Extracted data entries
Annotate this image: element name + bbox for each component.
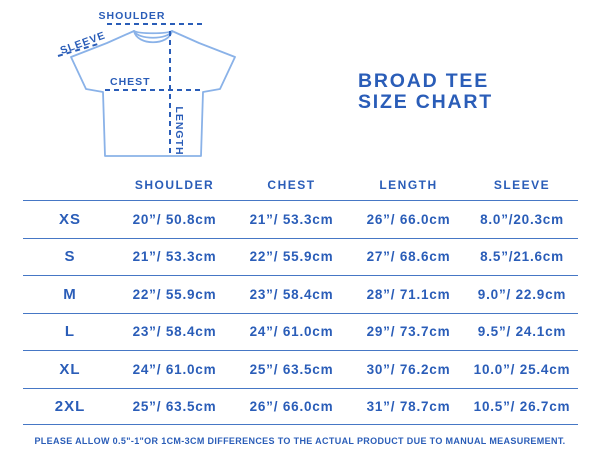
chest-value: 22”/ 55.9cm: [249, 249, 334, 265]
tshirt-outline: [70, 30, 236, 157]
header-sleeve: SLEEVE: [493, 178, 551, 192]
tshirt-diagram-icon: SHOULDER SLEEVE CHEST LENGTH: [57, 10, 236, 157]
length-diagram-label: LENGTH: [173, 106, 185, 155]
sleeve-value: 9.5”/ 24.1cm: [477, 324, 567, 340]
size-label: M: [63, 285, 77, 303]
size-label: XS: [58, 210, 81, 228]
measurement-disclaimer: PLEASE ALLOW 0.5"-1"OR 1CM-3CM DIFFERENC…: [34, 436, 566, 446]
table-row-2xl: 2XL 25”/ 63.5cm 26”/ 66.0cm 31”/ 78.7cm …: [23, 387, 578, 425]
page-title-line2: SIZE CHART: [358, 91, 493, 113]
chest-value: 24”/ 61.0cm: [249, 324, 334, 340]
shoulder-value: 24”/ 61.0cm: [132, 361, 217, 377]
size-table-header: SHOULDER CHEST LENGTH SLEEVE: [23, 170, 578, 200]
chest-value: 25”/ 63.5cm: [249, 361, 334, 377]
header-chest: CHEST: [267, 178, 316, 192]
shoulder-value: 25”/ 63.5cm: [132, 398, 217, 414]
size-label: 2XL: [54, 397, 86, 415]
table-row-l: L 23”/ 58.4cm 24”/ 61.0cm 29”/ 73.7cm 9.…: [23, 312, 578, 351]
table-row-xl: XL 24”/ 61.0cm 25”/ 63.5cm 30”/ 76.2cm 1…: [23, 350, 578, 388]
table-row-m: M 22”/ 55.9cm 23”/ 58.4cm 28”/ 71.1cm 9.…: [23, 275, 578, 313]
length-value: 27”/ 68.6cm: [366, 249, 451, 265]
header-length: LENGTH: [379, 178, 438, 192]
measurement-lines: [57, 23, 204, 157]
header-size-blank: [23, 170, 117, 200]
shoulder-value: 22”/ 55.9cm: [132, 286, 217, 302]
tshirt-measurement-diagram: SHOULDER SLEEVE CHEST LENGTH: [40, 0, 260, 175]
table-row-xs: XS 20”/ 50.8cm 21”/ 53.3cm 26”/ 66.0cm 8…: [23, 200, 578, 238]
chest-value: 26”/ 66.0cm: [249, 398, 334, 414]
length-value: 31”/ 78.7cm: [366, 398, 451, 414]
size-label: XL: [59, 360, 81, 378]
chest-diagram-label: CHEST: [110, 76, 151, 88]
header-shoulder: SHOULDER: [134, 178, 215, 192]
sleeve-value: 10.0”/ 25.4cm: [473, 361, 571, 377]
shoulder-diagram-label: SHOULDER: [99, 10, 166, 22]
chest-value: 23”/ 58.4cm: [249, 286, 334, 302]
sleeve-value: 10.5”/ 26.7cm: [473, 398, 571, 414]
size-label: L: [64, 323, 76, 341]
page-title-line1: BROAD TEE: [358, 70, 490, 92]
sleeve-measure-line: [57, 43, 99, 57]
size-label: S: [64, 248, 76, 266]
sleeve-value: 8.0”/20.3cm: [480, 211, 564, 227]
length-value: 26”/ 66.0cm: [366, 211, 451, 227]
size-table: SHOULDER CHEST LENGTH SLEEVE XS 20”/ 50.…: [23, 170, 578, 425]
shoulder-value: 20”/ 50.8cm: [132, 211, 217, 227]
sleeve-value: 8.5”/21.6cm: [480, 249, 564, 265]
sleeve-value: 9.0”/ 22.9cm: [477, 286, 567, 302]
chest-value: 21”/ 53.3cm: [249, 211, 334, 227]
length-value: 29”/ 73.7cm: [366, 324, 451, 340]
shoulder-value: 23”/ 58.4cm: [132, 324, 217, 340]
shoulder-value: 21”/ 53.3cm: [132, 249, 217, 265]
table-row-s: S 21”/ 53.3cm 22”/ 55.9cm 27”/ 68.6cm 8.…: [23, 237, 578, 276]
length-value: 28”/ 71.1cm: [366, 286, 451, 302]
page-title: BROAD TEE SIZE CHART: [358, 71, 493, 113]
length-value: 30”/ 76.2cm: [366, 361, 451, 377]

◆ Written request ◆
Arrange all the lines of the entries above as a numbered list, omitting any blank lines. Leave the pictures out of your answer.

◆ Written answer ◆
1. Annotate this image: element name + bbox for each component.
2. chest-value: 22”/ 55.9cm: [249, 249, 334, 265]
3. tshirt-outline: [70, 30, 236, 157]
4. header-sleeve: SLEEVE: [493, 178, 551, 192]
5. tshirt-diagram-icon: SHOULDER SLEEVE CHEST LENGTH: [57, 10, 236, 157]
6. length-diagram-label: LENGTH: [173, 106, 185, 155]
7. sleeve-value: 9.5”/ 24.1cm: [477, 324, 567, 340]
8. size-label: M: [63, 285, 77, 303]
9. size-label: XS: [58, 210, 81, 228]
10. measurement-disclaimer: PLEASE ALLOW 0.5"-1"OR 1CM-3CM DIFFERENC…: [34, 436, 566, 446]
11. table-row-2xl: 2XL 25”/ 63.5cm 26”/ 66.0cm 31”/ 78.7cm …: [23, 387, 578, 425]
12. page-title-line2: SIZE CHART: [358, 91, 493, 113]
13. chest-value: 24”/ 61.0cm: [249, 324, 334, 340]
14. shoulder-value: 24”/ 61.0cm: [132, 361, 217, 377]
15. size-table-header: SHOULDER CHEST LENGTH SLEEVE: [23, 170, 578, 200]
16. chest-value: 25”/ 63.5cm: [249, 361, 334, 377]
17. header-chest: CHEST: [267, 178, 316, 192]
18. shoulder-value: 25”/ 63.5cm: [132, 398, 217, 414]
19. size-label: 2XL: [54, 397, 86, 415]
20. table-row-l: L 23”/ 58.4cm 24”/ 61.0cm 29”/ 73.7cm 9.…: [23, 312, 578, 351]
21. table-row-xl: XL 24”/ 61.0cm 25”/ 63.5cm 30”/ 76.2cm 1…: [23, 350, 578, 388]
22. table-row-m: M 22”/ 55.9cm 23”/ 58.4cm 28”/ 71.1cm 9.…: [23, 275, 578, 313]
23. length-value: 27”/ 68.6cm: [366, 249, 451, 265]
24. header-length: LENGTH: [379, 178, 438, 192]
25. measurement-lines: [57, 23, 204, 157]
26. header-size-blank: [23, 170, 117, 200]
27. shoulder-value: 22”/ 55.9cm: [132, 286, 217, 302]
28. tshirt-measurement-diagram: SHOULDER SLEEVE CHEST LENGTH: [40, 0, 260, 175]
29. table-row-xs: XS 20”/ 50.8cm 21”/ 53.3cm 26”/ 66.0cm 8…: [23, 200, 578, 238]
30. chest-value: 26”/ 66.0cm: [249, 398, 334, 414]
31. length-value: 31”/ 78.7cm: [366, 398, 451, 414]
32. size-label: XL: [59, 360, 81, 378]
33. chest-diagram-label: CHEST: [110, 76, 151, 88]
34. header-shoulder: SHOULDER: [134, 178, 215, 192]
35. sleeve-value: 10.0”/ 25.4cm: [473, 361, 571, 377]
36. shoulder-diagram-label: SHOULDER: [99, 10, 166, 22]
37. chest-value: 23”/ 58.4cm: [249, 286, 334, 302]
38. sleeve-value: 10.5”/ 26.7cm: [473, 398, 571, 414]
39. size-label: L: [64, 323, 76, 341]
40. page-title-line1: BROAD TEE: [358, 70, 490, 92]
41. sleeve-measure-line: [57, 43, 99, 57]
42. size-label: S: [64, 248, 76, 266]
43. sleeve-value: 8.0”/20.3cm: [480, 211, 564, 227]
44. length-value: 26”/ 66.0cm: [366, 211, 451, 227]
45. size-table: SHOULDER CHEST LENGTH SLEEVE XS 20”/ 50.…: [23, 170, 578, 425]
46. shoulder-value: 20”/ 50.8cm: [132, 211, 217, 227]
47. sleeve-value: 8.5”/21.6cm: [480, 249, 564, 265]
48. sleeve-value: 9.0”/ 22.9cm: [477, 286, 567, 302]
49. chest-value: 21”/ 53.3cm: [249, 211, 334, 227]
50. length-value: 29”/ 73.7cm: [366, 324, 451, 340]
51. shoulder-value: 23”/ 58.4cm: [132, 324, 217, 340]
52. shoulder-value: 21”/ 53.3cm: [132, 249, 217, 265]
53. table-row-s: S 21”/ 53.3cm 22”/ 55.9cm 27”/ 68.6cm 8.…: [23, 237, 578, 276]
54. length-value: 28”/ 71.1cm: [366, 286, 451, 302]
55. page-title: BROAD TEE SIZE CHART: [358, 71, 493, 113]
56. length-value: 30”/ 76.2cm: [366, 361, 451, 377]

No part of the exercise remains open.